What the exercise asks =
Return all of the lines below exactly as they are.

Items listed in a dataset
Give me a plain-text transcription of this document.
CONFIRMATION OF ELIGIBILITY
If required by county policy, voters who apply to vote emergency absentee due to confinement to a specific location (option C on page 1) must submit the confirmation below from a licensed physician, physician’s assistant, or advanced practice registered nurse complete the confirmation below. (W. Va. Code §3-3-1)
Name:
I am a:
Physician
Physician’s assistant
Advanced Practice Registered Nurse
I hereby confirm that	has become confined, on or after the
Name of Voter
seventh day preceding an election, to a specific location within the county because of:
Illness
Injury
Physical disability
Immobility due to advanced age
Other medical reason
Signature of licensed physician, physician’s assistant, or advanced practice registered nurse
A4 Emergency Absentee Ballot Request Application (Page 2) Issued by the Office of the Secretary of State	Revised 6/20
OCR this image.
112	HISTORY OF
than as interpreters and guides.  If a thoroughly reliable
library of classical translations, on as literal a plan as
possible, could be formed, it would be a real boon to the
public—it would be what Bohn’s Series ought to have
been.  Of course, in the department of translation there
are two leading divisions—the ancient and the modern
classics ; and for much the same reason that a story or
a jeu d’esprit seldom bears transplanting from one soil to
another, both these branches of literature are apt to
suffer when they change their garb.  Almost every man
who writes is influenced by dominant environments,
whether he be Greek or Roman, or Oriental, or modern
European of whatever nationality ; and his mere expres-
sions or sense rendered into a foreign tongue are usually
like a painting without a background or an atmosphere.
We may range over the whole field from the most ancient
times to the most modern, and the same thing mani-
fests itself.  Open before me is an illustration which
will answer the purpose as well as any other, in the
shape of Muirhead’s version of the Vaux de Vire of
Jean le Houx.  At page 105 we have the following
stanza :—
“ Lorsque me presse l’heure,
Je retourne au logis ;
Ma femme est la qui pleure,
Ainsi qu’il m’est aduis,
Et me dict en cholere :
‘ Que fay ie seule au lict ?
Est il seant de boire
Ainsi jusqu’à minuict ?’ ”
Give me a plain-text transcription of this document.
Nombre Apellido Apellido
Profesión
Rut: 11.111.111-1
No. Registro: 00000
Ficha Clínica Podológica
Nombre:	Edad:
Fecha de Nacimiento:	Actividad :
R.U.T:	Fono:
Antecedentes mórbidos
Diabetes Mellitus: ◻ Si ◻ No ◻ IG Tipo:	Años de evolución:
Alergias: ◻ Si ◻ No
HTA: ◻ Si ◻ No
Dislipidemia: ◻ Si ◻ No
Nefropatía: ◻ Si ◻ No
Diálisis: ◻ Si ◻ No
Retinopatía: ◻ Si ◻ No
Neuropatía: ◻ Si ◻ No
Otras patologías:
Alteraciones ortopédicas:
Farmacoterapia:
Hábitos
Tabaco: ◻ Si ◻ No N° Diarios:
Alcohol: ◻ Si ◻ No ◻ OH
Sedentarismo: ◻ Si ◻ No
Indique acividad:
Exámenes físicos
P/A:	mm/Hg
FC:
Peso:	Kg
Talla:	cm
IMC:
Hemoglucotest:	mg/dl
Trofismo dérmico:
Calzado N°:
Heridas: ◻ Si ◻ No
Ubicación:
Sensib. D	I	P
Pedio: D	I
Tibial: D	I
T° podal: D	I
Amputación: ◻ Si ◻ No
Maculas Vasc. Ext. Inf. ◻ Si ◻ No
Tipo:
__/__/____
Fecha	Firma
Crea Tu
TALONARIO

Finished task =
Give me a plain-text transcription of this document.
CONFIRMATION OF ELIGIBILITY
If required by county policy, voters who apply to vote emergency absentee due to confinement to a specific location (option C on page 1) must submit the confirmation below from a licensed physician, physician’s assistant, or advanced practice registered nurse complete the confirmation below. (W. Va. Code §3-3-1)
Name:
I am a:
Physician
Physician’s assistant
Advanced Practice Registered Nurse
I hereby confirm that	has become confined, on or after the
Name of Voter
seventh day preceding an election, to a specific location within the county because of:
Illness
Injury
Physical disability
Immobility due to advanced age
Other medical reason
Signature of licensed physician, physician’s assistant, or advanced practice registered nurse
A4 Emergency Absentee Ballot Request Application (Page 2) Issued by the Office of the Secretary of State	Revised 6/20
OCR this image.
112	HISTORY OF
than as interpreters and guides.  If a thoroughly reliable
library of classical translations, on as literal a plan as
possible, could be formed, it would be a real boon to the
public—it would be what Bohn’s Series ought to have
been.  Of course, in the department of translation there
are two leading divisions—the ancient and the modern
classics ; and for much the same reason that a story or
a jeu d’esprit seldom bears transplanting from one soil to
another, both these branches of literature are apt to
suffer when they change their garb.  Almost every man
who writes is influenced by dominant environments,
whether he be Greek or Roman, or Oriental, or modern
European of whatever nationality ; and his mere expres-
sions or sense rendered into a foreign tongue are usually
like a painting without a background or an atmosphere.
We may range over the whole field from the most ancient
times to the most modern, and the same thing mani-
fests itself.  Open before me is an illustration which
will answer the purpose as well as any other, in the
shape of Muirhead’s version of the Vaux de Vire of
Jean le Houx.  At page 105 we have the following
stanza :—
“ Lorsque me presse l’heure,
Je retourne au logis ;
Ma femme est la qui pleure,
Ainsi qu’il m’est aduis,
Et me dict en cholere :
‘ Que fay ie seule au lict ?
Est il seant de boire
Ainsi jusqu’à minuict ?’ ”
Give me a plain-text transcription of this document.
Nombre Apellido Apellido
Profesión
Rut: 11.111.111-1
No. Registro: 00000
Ficha Clínica Podológica
Nombre:	Edad:
Fecha de Nacimiento:	Actividad :
R.U.T:	Fono:
Antecedentes mórbidos
Diabetes Mellitus: ◻ Si ◻ No ◻ IG Tipo:	Años de evolución:
Alergias: ◻ Si ◻ No
HTA: ◻ Si ◻ No
Dislipidemia: ◻ Si ◻ No
Nefropatía: ◻ Si ◻ No
Diálisis: ◻ Si ◻ No
Retinopatía: ◻ Si ◻ No
Neuropatía: ◻ Si ◻ No
Otras patologías:
Alteraciones ortopédicas:
Farmacoterapia:
Hábitos
Tabaco: ◻ Si ◻ No N° Diarios:
Alcohol: ◻ Si ◻ No ◻ OH
Sedentarismo: ◻ Si ◻ No
Indique acividad:
Exámenes físicos
P/A:	mm/Hg
FC:
Peso:	Kg
Talla:	cm
IMC:
Hemoglucotest:	mg/dl
Trofismo dérmico:
Calzado N°:
Heridas: ◻ Si ◻ No
Ubicación:
Sensib. D	I	P
Pedio: D	I
Tibial: D	I
T° podal: D	I
Amputación: ◻ Si ◻ No
Maculas Vasc. Ext. Inf. ◻ Si ◻ No
Tipo:
__/__/____
Fecha	Firma
Crea Tu
TALONARIO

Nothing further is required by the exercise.